Siapa yang tak mengenal sosok Dato Sri Tahir? Pria yang memiliki nama asli Ang Tjoen Ming ini masuk ke dalam deretan 10 besar orang terkaya di Indonesia versi majalah Forbes.
Kini, Tahir telah sukses mengembangkan gurita bisnisnya, yakni Mayapada Group dari perusahaan perbankan hingga rumah sakit. Menurut laporan Forbes per September 2024 ini, kekayaan Tahir pun mencapai $5,4 miliar atau sekitar Rp83,4 triliun.
Nama Tahir sendiri makin disegani setelah dirinya menikah dengan putri konglomerat jaringan Lippo Group, Mochtar Riady, yakni Rosy Riady. Namun siapa yang sangka, memiliki mertua yang sukses besar justru menambah ‘beban’ baru dalam kehidupannya, lantaran tatkala dirinya menikah dengan Rosy, Tahir belum memiliki pekerjaan yang jelas.

+ + + +

» Instruksi Kerja
1. Tentukan apakah tiap pernyataan berikut sesuai dengan teks tentang Dato Sri Tahir. Jawab ya atau tidak, disertai kutipan persis dari teks yang menjadi dasarnya. (a) Nama asli Tahir adalah Ang Tjoen Ming. (b) Tahir sudah memiliki pekerjaan yang jelas ketika menikah dengan Rosy Riady. (c) Rosy Riady adalah putri Mochtar Riady.
2. Ringkas paragraf teks tentang Dato Sri Tahir yang diawali "Kini, Tahir telah sukses" menjadi daftar berbutir tanpa menghilangkan fakta utamanya.
3. Lanjutkan teks tentang Dato Sri Tahir, dimulai setelah kalimat terakhirnya.
Daftar yang menyertai teks ini tidak diperlukan.

» Daftar Data
+ + + +

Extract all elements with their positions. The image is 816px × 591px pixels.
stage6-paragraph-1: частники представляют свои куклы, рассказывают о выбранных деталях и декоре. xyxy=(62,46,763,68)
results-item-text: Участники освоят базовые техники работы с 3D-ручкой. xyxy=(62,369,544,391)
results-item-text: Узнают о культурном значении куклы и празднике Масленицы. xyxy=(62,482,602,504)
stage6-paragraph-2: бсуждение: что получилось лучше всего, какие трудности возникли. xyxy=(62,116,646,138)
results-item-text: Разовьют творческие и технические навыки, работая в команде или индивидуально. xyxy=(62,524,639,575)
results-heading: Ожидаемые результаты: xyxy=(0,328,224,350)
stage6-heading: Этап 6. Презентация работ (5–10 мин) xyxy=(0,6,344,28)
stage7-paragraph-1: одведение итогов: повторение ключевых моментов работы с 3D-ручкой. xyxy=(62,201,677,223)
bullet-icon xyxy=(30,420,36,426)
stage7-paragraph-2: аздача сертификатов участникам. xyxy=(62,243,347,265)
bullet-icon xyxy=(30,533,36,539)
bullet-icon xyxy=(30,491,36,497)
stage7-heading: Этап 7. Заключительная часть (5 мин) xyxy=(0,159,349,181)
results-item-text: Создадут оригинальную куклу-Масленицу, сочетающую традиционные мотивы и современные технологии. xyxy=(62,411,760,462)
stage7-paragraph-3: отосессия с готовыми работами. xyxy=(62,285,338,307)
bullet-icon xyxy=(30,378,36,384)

+ + + +

» Jawaban Berikut
1.
(a) Ya: "Pria yang memiliki nama asli Ang Tjoen Ming ini"
(b) Tidak: "tatkala dirinya menikah dengan Rosy, Tahir belum memiliki pekerjaan yang jelas"
(c) Ya: "putri konglomerat jaringan Lippo Group, Mochtar Riady, yakni Rosy Riady"

2.
- Tahir mengembangkan Mayapada Group, yang bergerak dari perbankan hingga rumah sakit.
- Menurut laporan Forbes per September 2024, kekayaan Tahir mencapai $5,4 miliar (sekitar Rp83,4 triliun).

3.
Kondisi Tahir itu pun berbanding terbalik dengan keluarga Rosy Riady. Saat itu, Mochtar Riady punya bisnis merajalela. Bahkan pada tahun 1975, Mochtar menjadi Direktur Utama Bank Central Asia (BCA), bank swasta terbesar di Indonesia.
Lantas, apakah menjadi bagian keluarga konglomerat menjadikan Tahir langsung kaya raya dan punya privilege? Jawabannya tidak. Mochtar Riady, kata Tahir, bahkan tidak memberi izin dan modal bisnis kepada Tahir di masa awal mulai merintis.
Nah, cerita tentang hubungan Tahir dengan sang taipan Lippo Group itu pun tertuang di buku karya Alberthiene Endah yang bertajuk Living Sacrifice. Dalam buku biografinya itu, Tahir pun menceritakan secara gamblang tentang bagaimana Mochtar Riady dengan tegas ‘melarang’ Tahir masuk ke dalam bisnis keluarganya. Seperti apa kisahnya?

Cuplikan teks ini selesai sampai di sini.